(Records from a dataset)
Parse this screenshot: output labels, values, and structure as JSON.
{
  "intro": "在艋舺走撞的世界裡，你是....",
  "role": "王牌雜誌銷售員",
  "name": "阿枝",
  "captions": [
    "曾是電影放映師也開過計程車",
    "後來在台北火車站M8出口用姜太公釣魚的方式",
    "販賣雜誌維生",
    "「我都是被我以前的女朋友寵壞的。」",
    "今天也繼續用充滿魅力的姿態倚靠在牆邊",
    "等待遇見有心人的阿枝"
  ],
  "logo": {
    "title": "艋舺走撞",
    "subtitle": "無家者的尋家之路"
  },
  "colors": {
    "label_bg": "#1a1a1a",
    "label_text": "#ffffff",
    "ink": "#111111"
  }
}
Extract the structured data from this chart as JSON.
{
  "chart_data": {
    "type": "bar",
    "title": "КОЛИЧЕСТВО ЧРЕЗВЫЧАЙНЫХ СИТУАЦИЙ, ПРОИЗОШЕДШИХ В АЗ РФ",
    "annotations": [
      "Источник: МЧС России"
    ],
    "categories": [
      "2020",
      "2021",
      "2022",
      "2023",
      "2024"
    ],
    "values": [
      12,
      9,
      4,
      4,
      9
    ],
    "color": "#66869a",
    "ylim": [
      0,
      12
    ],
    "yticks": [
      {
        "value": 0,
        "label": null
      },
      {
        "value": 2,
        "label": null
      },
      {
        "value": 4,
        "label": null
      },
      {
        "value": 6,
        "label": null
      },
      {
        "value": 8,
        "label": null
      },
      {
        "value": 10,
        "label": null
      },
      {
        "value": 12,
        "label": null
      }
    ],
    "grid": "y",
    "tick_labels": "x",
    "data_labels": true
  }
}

*Exercise aim*. Take the data above and return it exactly.

*In response*.
Parse this screenshot: output labels, values, and structure as JSON.
{
  "intro": "在艋舺走撞的世界裡，你是....",
  "role": "王牌雜誌銷售員",
  "name": "阿枝",
  "captions": [
    "曾是電影放映師也開過計程車",
    "後來在台北火車站M8出口用姜太公釣魚的方式",
    "販賣雜誌維生",
    "「我都是被我以前的女朋友寵壞的。」",
    "今天也繼續用充滿魅力的姿態倚靠在牆邊",
    "等待遇見有心人的阿枝"
  ],
  "logo": {
    "title": "艋舺走撞",
    "subtitle": "無家者的尋家之路"
  },
  "colors": {
    "label_bg": "#1a1a1a",
    "label_text": "#ffffff",
    "ink": "#111111"
  }
}
Extract the structured data from this chart as JSON.
{
  "chart_data": {
    "type": "bar",
    "title": "КОЛИЧЕСТВО ЧРЕЗВЫЧАЙНЫХ СИТУАЦИЙ, ПРОИЗОШЕДШИХ В АЗ РФ",
    "annotations": [
      "Источник: МЧС России"
    ],
    "categories": [
      "2020",
      "2021",
      "2022",
      "2023",
      "2024"
    ],
    "values": [
      12,
      9,
      4,
      4,
      9
    ],
    "color": "#66869a",
    "ylim": [
      0,
      12
    ],
    "yticks": [
      {
        "value": 0,
        "label": null
      },
      {
        "value": 2,
        "label": null
      },
      {
        "value": 4,
        "label": null
      },
      {
        "value": 6,
        "label": null
      },
      {
        "value": 8,
        "label": null
      },
      {
        "value": 10,
        "label": null
      },
      {
        "value": 12,
        "label": null
      }
    ],
    "grid": "y",
    "tick_labels": "x",
    "data_labels": true
  }
}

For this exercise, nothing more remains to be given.